* What you should do:
All of the entries must be reproduced exactly, with no images carried over.

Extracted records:
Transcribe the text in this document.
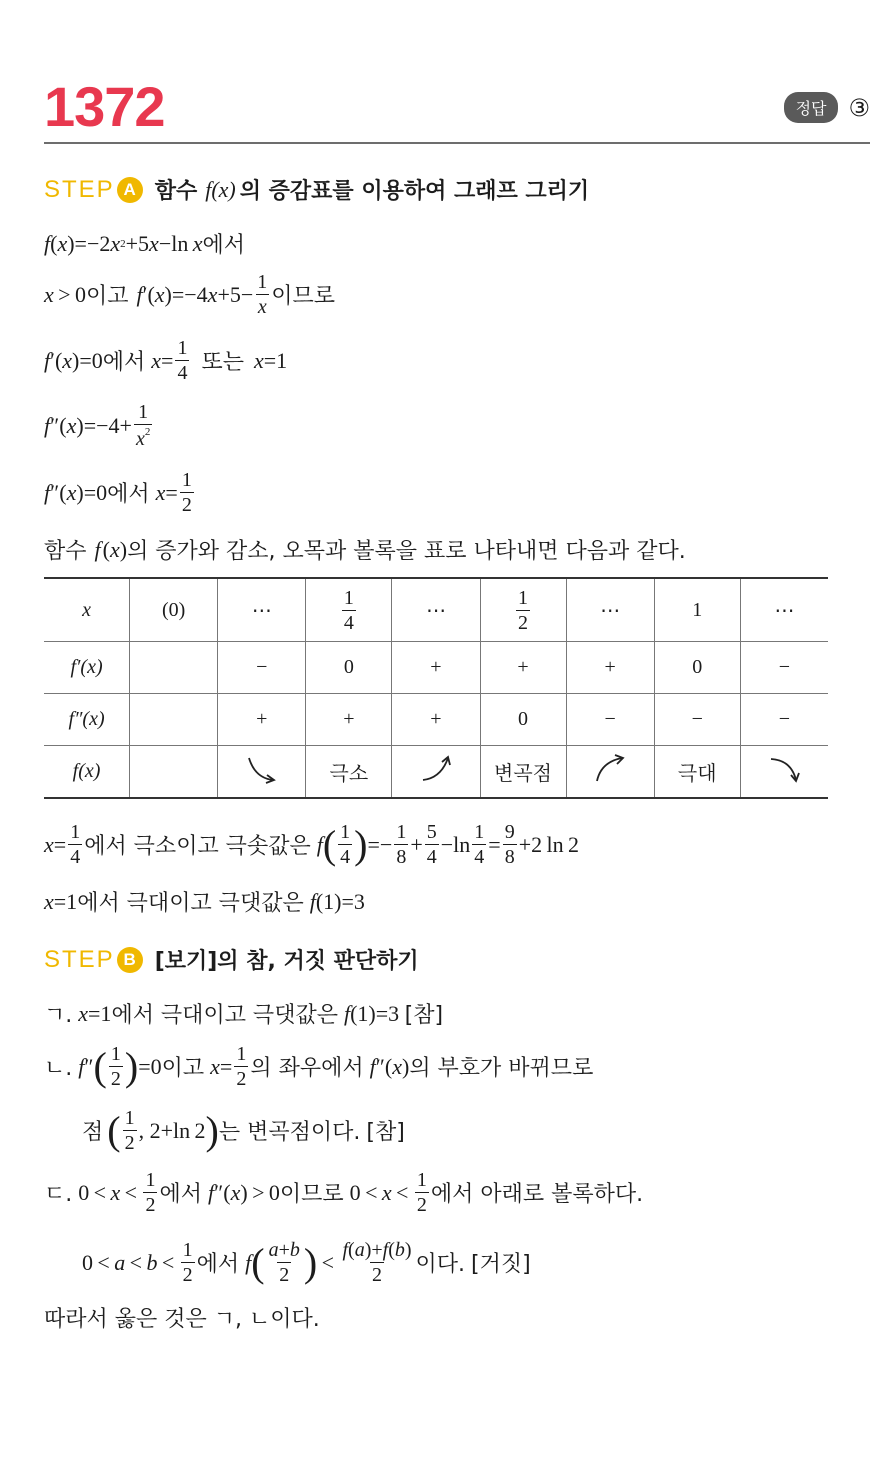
1372	정답 ③
STEP A 함수 f(x) 의 증감표를 이용하여 그래프 그리기
f ( x )=−2 x 2 +5 x −ln  x 에서
x  > 0 이고 f ′( x )=−4 $x +5- \frac{1}{x}$ 이므로
f ′( x )=0 에서 $x = \frac{1}{4}$ 또는 x =1
f ″( x )$=-4+ \frac{1}{x^2}$
f ″( x )=0 에서 $x = \frac{1}{2}$
함수 f ( x ) 의 증가와 감소, 오목과 볼록을 표로 나타내면 다음과 같다.
x	(0)	⋯	$\frac{1}{4}$	⋯	$\frac{1}{2}$	⋯	1	⋯
f′(x)		−	0	+	+	+	0	−
f″(x)		+	+	+	0	−	−	−
f(x)			극소		변곡점		극대	
$x = \frac{1}{4}$ 에서 극소이고 극솟값은 f ( $\frac{1}{4}$ ) =− $\frac{1}{8} + \frac{5}{4} -\ln \frac{1}{4} = \frac{9}{8} +2$ ln 2
x =1 에서 극대이고 극댓값은 f (1)=3
STEP B [보기]의 참, 거짓 판단하기
ㄱ. x =1 에서 극대이고 극댓값은 f (1)=3 [참]
ㄴ. f ″ ( $\frac{1}{2}$ ) =0 이고 $x = \frac{1}{2}$ 의 좌우에서 f ″( x ) 의 부호가 바뀌므로
점 ( $\frac{1}{2}$ , 2+ln 2 ) 는 변곡점이다. [참]
ㄷ. $0 < x < \frac{1}{2}$ 에서 f ″( x ) > 0 이므로 $0 < x < \frac{1}{2}$ 에서 아래로 볼록하다.
$0 < a < b < \frac{1}{2}$ 에서 f ( $\frac{a+b}{2}$ )  <  $\frac{f(a)+f(b)}{2}$ 이다. [거짓]
따라서 옳은 것은 ㄱ, ㄴ이다.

* Reply to the exercise:
Transcribe the text in this document.
1372	정답 ③
STEP A 함수 f(x) 의 증감표를 이용하여 그래프 그리기
f ( x )=−2 x 2 +5 x −ln  x 에서
x  > 0 이고 f ′( x )=−4 $x +5- \frac{1}{x}$ 이므로
f ′( x )=0 에서 $x = \frac{1}{4}$ 또는 x =1
f ″( x )$=-4+ \frac{1}{x^2}$
f ″( x )=0 에서 $x = \frac{1}{2}$
함수 f ( x ) 의 증가와 감소, 오목과 볼록을 표로 나타내면 다음과 같다.
x	(0)	⋯	$\frac{1}{4}$	⋯	$\frac{1}{2}$	⋯	1	⋯
f′(x)		−	0	+	+	+	0	−
f″(x)		+	+	+	0	−	−	−
f(x)			극소		변곡점		극대	
$x = \frac{1}{4}$ 에서 극소이고 극솟값은 f ( $\frac{1}{4}$ ) =− $\frac{1}{8} + \frac{5}{4} -\ln \frac{1}{4} = \frac{9}{8} +2$ ln 2
x =1 에서 극대이고 극댓값은 f (1)=3
STEP B [보기]의 참, 거짓 판단하기
ㄱ. x =1 에서 극대이고 극댓값은 f (1)=3 [참]
ㄴ. f ″ ( $\frac{1}{2}$ ) =0 이고 $x = \frac{1}{2}$ 의 좌우에서 f ″( x ) 의 부호가 바뀌므로
점 ( $\frac{1}{2}$ , 2+ln 2 ) 는 변곡점이다. [참]
ㄷ. $0 < x < \frac{1}{2}$ 에서 f ″( x ) > 0 이므로 $0 < x < \frac{1}{2}$ 에서 아래로 볼록하다.
$0 < a < b < \frac{1}{2}$ 에서 f ( $\frac{a+b}{2}$ )  <  $\frac{f(a)+f(b)}{2}$ 이다. [거짓]
따라서 옳은 것은 ㄱ, ㄴ이다.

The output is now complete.